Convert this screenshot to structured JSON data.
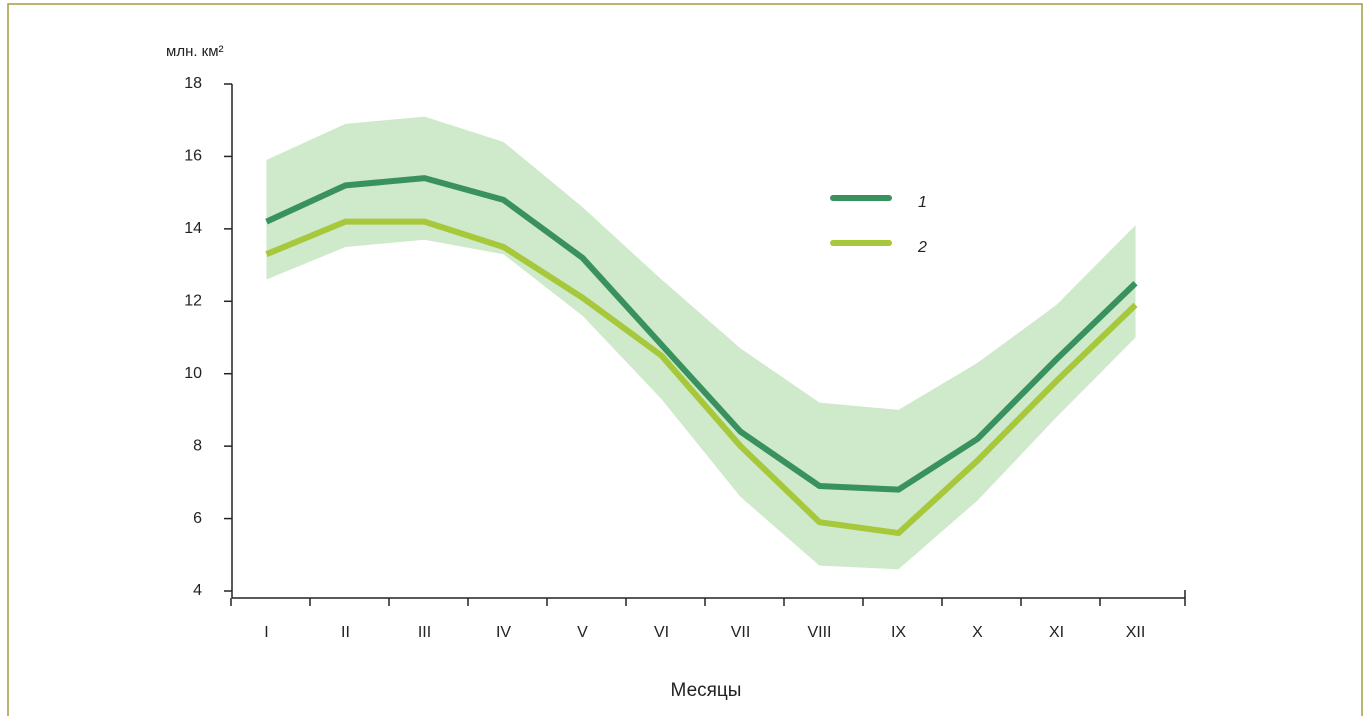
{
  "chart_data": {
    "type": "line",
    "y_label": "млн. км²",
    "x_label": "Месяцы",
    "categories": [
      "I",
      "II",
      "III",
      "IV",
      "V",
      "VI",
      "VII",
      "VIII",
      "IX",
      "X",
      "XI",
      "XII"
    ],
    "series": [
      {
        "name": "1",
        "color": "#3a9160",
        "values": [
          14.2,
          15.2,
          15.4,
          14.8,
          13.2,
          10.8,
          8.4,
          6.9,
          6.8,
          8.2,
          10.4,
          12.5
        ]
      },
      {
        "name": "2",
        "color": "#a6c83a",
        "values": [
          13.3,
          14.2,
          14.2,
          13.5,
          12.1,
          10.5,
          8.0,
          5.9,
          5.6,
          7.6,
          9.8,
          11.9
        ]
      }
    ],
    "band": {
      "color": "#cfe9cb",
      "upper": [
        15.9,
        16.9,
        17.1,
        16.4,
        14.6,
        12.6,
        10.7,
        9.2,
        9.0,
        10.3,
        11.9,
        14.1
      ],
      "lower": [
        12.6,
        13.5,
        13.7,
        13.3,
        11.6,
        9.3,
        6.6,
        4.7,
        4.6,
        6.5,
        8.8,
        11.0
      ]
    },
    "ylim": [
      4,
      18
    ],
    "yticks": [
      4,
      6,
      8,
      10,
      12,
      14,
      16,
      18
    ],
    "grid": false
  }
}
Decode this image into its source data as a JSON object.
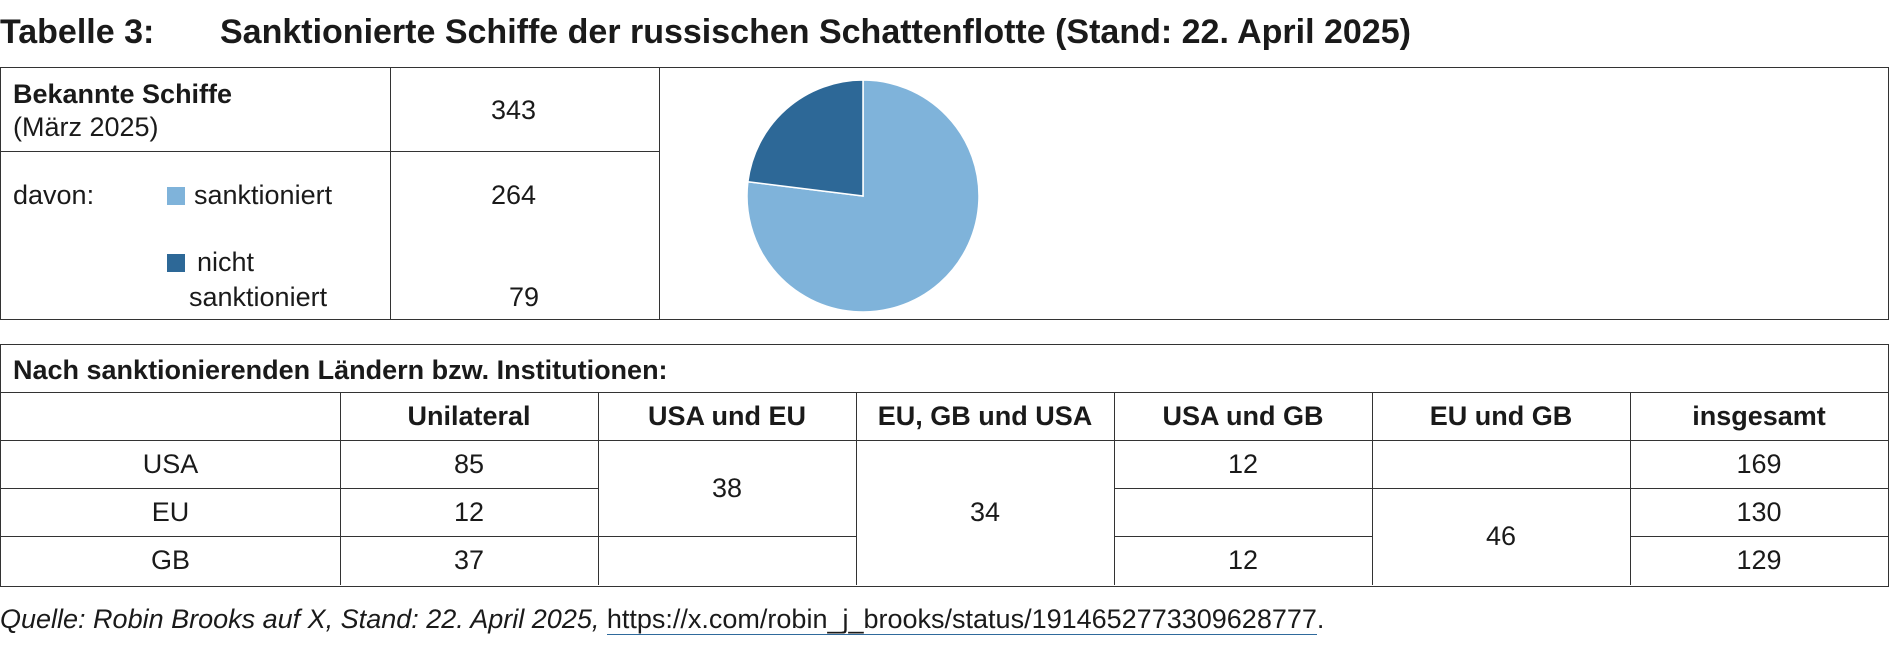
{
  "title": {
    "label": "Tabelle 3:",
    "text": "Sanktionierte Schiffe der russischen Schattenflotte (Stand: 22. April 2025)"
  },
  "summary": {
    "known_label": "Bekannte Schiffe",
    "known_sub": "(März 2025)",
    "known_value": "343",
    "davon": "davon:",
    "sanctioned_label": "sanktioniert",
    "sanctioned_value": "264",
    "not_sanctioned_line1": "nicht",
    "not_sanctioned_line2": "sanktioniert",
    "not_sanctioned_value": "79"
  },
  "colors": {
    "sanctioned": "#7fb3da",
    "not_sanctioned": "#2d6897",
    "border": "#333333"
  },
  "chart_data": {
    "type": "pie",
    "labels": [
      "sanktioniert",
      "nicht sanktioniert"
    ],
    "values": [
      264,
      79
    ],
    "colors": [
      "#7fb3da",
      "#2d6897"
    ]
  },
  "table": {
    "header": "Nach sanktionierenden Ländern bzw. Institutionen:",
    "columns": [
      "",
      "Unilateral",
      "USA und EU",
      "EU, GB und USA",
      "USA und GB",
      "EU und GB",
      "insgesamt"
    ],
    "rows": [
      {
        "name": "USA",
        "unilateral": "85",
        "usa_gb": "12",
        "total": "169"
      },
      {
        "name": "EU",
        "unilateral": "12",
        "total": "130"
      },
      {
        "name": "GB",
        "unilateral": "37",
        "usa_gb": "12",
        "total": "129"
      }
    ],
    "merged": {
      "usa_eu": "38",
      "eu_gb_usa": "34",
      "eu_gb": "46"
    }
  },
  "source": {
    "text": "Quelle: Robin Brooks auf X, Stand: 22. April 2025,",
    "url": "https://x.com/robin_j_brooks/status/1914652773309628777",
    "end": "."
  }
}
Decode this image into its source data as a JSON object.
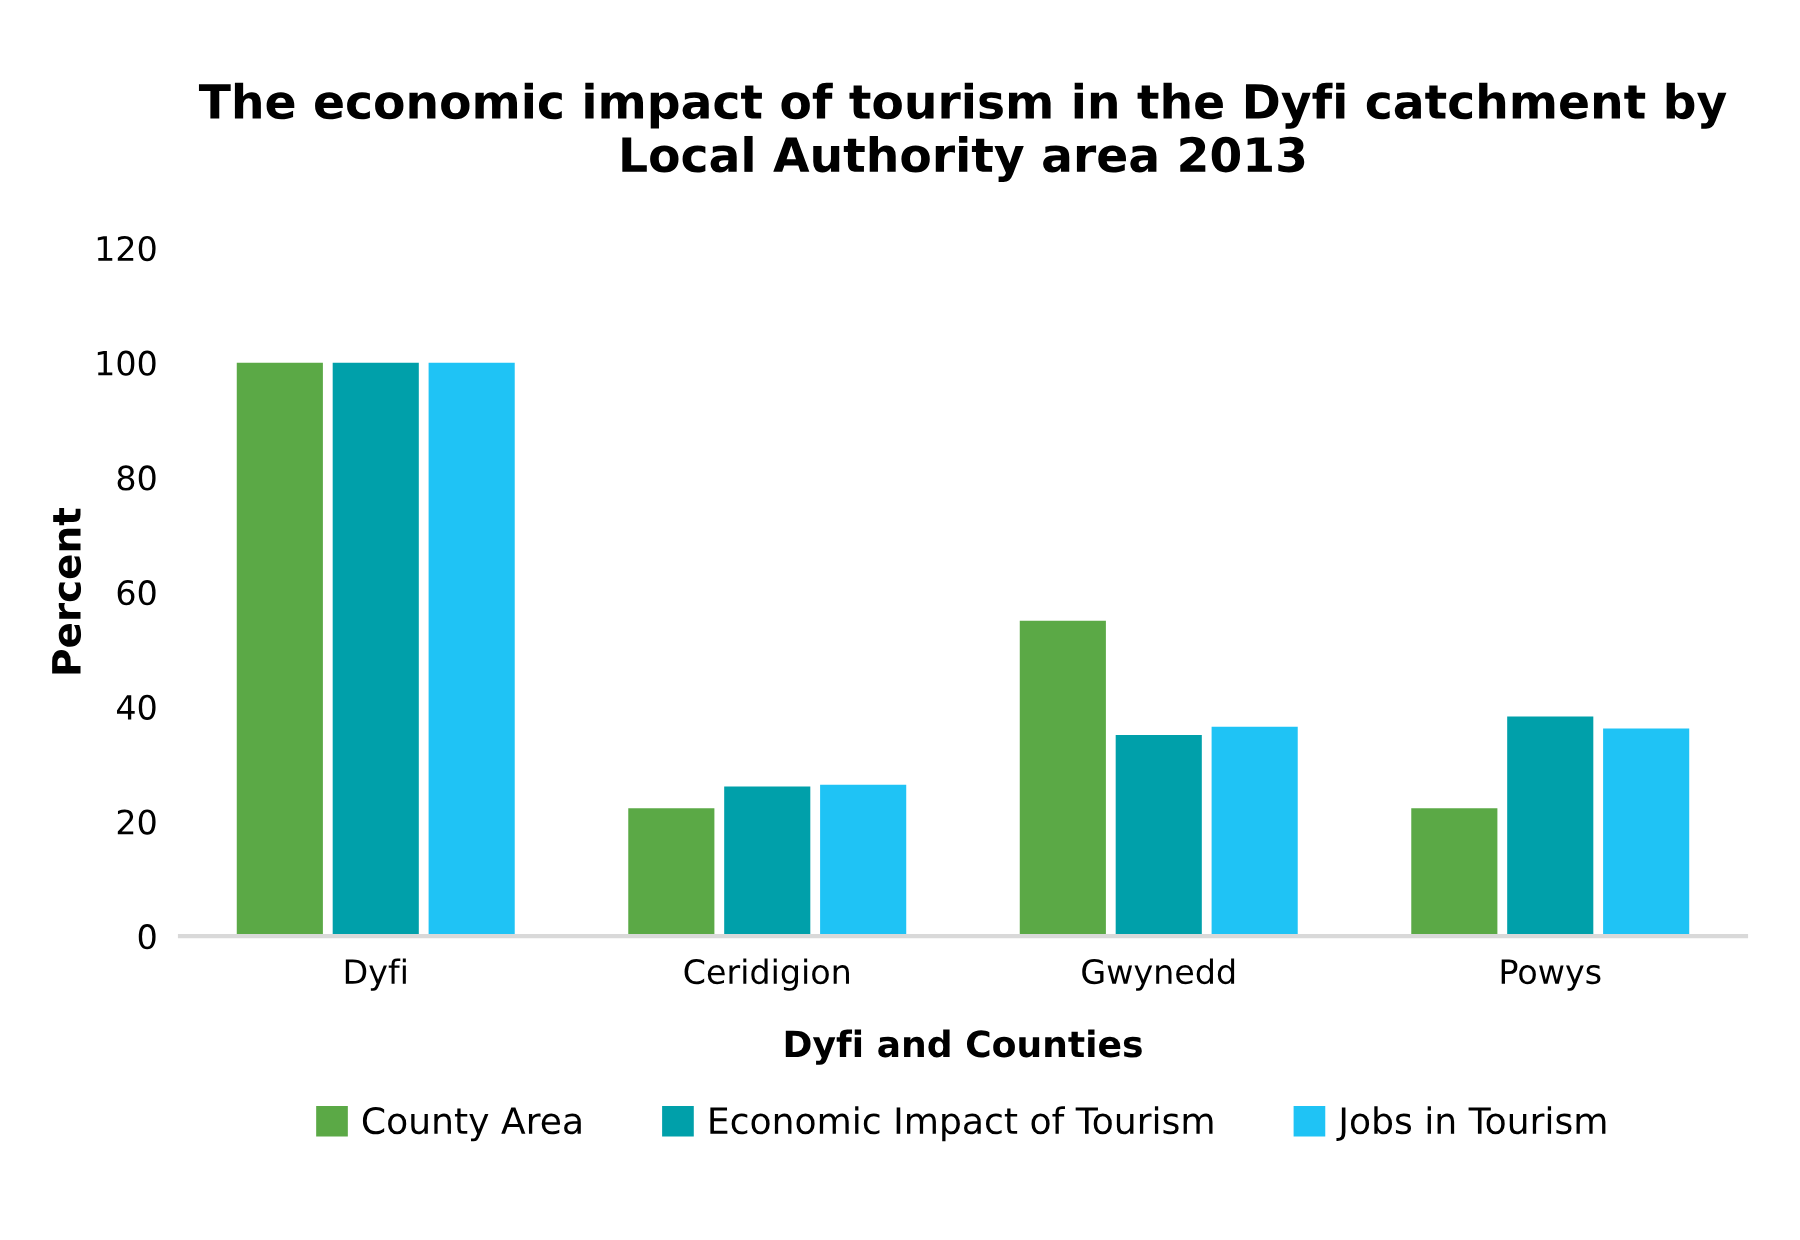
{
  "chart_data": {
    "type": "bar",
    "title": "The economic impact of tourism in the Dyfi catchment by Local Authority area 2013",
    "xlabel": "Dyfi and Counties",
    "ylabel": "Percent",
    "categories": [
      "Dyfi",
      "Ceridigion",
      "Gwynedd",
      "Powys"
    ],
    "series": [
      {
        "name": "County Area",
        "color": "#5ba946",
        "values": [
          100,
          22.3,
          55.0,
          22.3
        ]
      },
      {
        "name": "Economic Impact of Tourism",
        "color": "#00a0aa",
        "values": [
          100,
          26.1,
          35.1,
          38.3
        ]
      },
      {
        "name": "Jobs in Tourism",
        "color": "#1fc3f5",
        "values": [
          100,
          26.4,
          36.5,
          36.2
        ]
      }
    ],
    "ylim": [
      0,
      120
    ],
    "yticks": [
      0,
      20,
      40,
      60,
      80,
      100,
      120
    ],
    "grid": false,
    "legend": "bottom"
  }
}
______
* **What you need to do**
Go through the listing above and write it all out exactly, leaving out any picture.

* **Output**
Convert this screenshot to structured JSON data.
{
  "chart_data": {
    "type": "line",
    "y_label": "млн. км²",
    "x_label": "Месяцы",
    "categories": [
      "I",
      "II",
      "III",
      "IV",
      "V",
      "VI",
      "VII",
      "VIII",
      "IX",
      "X",
      "XI",
      "XII"
    ],
    "series": [
      {
        "name": "1",
        "color": "#3a9160",
        "values": [
          14.2,
          15.2,
          15.4,
          14.8,
          13.2,
          10.8,
          8.4,
          6.9,
          6.8,
          8.2,
          10.4,
          12.5
        ]
      },
      {
        "name": "2",
        "color": "#a6c83a",
        "values": [
          13.3,
          14.2,
          14.2,
          13.5,
          12.1,
          10.5,
          8.0,
          5.9,
          5.6,
          7.6,
          9.8,
          11.9
        ]
      }
    ],
    "band": {
      "color": "#cfe9cb",
      "upper": [
        15.9,
        16.9,
        17.1,
        16.4,
        14.6,
        12.6,
        10.7,
        9.2,
        9.0,
        10.3,
        11.9,
        14.1
      ],
      "lower": [
        12.6,
        13.5,
        13.7,
        13.3,
        11.6,
        9.3,
        6.6,
        4.7,
        4.6,
        6.5,
        8.8,
        11.0
      ]
    },
    "ylim": [
      4,
      18
    ],
    "yticks": [
      4,
      6,
      8,
      10,
      12,
      14,
      16,
      18
    ],
    "grid": false
  }
}
Decode this image into its source data as a JSON object.
{
  "title": {
    "label": "Tabelle 3:",
    "text": "Sanktionierte Schiffe der russischen Schattenflotte (Stand: 22. April 2025)"
  },
  "summary": {
    "known_label": "Bekannte Schiffe",
    "known_sub": "(März 2025)",
    "known_value": "343",
    "davon": "davon:",
    "sanctioned_label": "sanktioniert",
    "sanctioned_value": "264",
    "not_sanctioned_line1": "nicht",
    "not_sanctioned_line2": "sanktioniert",
    "not_sanctioned_value": "79"
  },
  "colors": {
    "sanctioned": "#7fb3da",
    "not_sanctioned": "#2d6897",
    "border": "#333333"
  },
  "chart_data": {
    "type": "pie",
    "labels": [
      "sanktioniert",
      "nicht sanktioniert"
    ],
    "values": [
      264,
      79
    ],
    "colors": [
      "#7fb3da",
      "#2d6897"
    ]
  },
  "table": {
    "header": "Nach sanktionierenden Ländern bzw. Institutionen:",
    "columns": [
      "",
      "Unilateral",
      "USA und EU",
      "EU, GB und USA",
      "USA und GB",
      "EU und GB",
      "insgesamt"
    ],
    "rows": [
      {
        "name": "USA",
        "unilateral": "85",
        "usa_gb": "12",
        "total": "169"
      },
      {
        "name": "EU",
        "unilateral": "12",
        "total": "130"
      },
      {
        "name": "GB",
        "unilateral": "37",
        "usa_gb": "12",
        "total": "129"
      }
    ],
    "merged": {
      "usa_eu": "38",
      "eu_gb_usa": "34",
      "eu_gb": "46"
    }
  },
  "source": {
    "text": "Quelle: Robin Brooks auf X, Stand: 22. April 2025,",
    "url": "https://x.com/robin_j_brooks/status/1914652773309628777",
    "end": "."
  }
}
Decode this image into its source data as a JSON object.
{
  "chart_data": {
    "type": "bar",
    "title": "The economic impact of tourism in the Dyfi catchment by Local Authority area 2013",
    "xlabel": "Dyfi and Counties",
    "ylabel": "Percent",
    "categories": [
      "Dyfi",
      "Ceridigion",
      "Gwynedd",
      "Powys"
    ],
    "series": [
      {
        "name": "County Area",
        "color": "#5ba946",
        "values": [
          100,
          22.3,
          55.0,
          22.3
        ]
      },
      {
        "name": "Economic Impact of Tourism",
        "color": "#00a0aa",
        "values": [
          100,
          26.1,
          35.1,
          38.3
        ]
      },
      {
        "name": "Jobs in Tourism",
        "color": "#1fc3f5",
        "values": [
          100,
          26.4,
          36.5,
          36.2
        ]
      }
    ],
    "ylim": [
      0,
      120
    ],
    "yticks": [
      0,
      20,
      40,
      60,
      80,
      100,
      120
    ],
    "grid": false,
    "legend": "bottom"
  }
}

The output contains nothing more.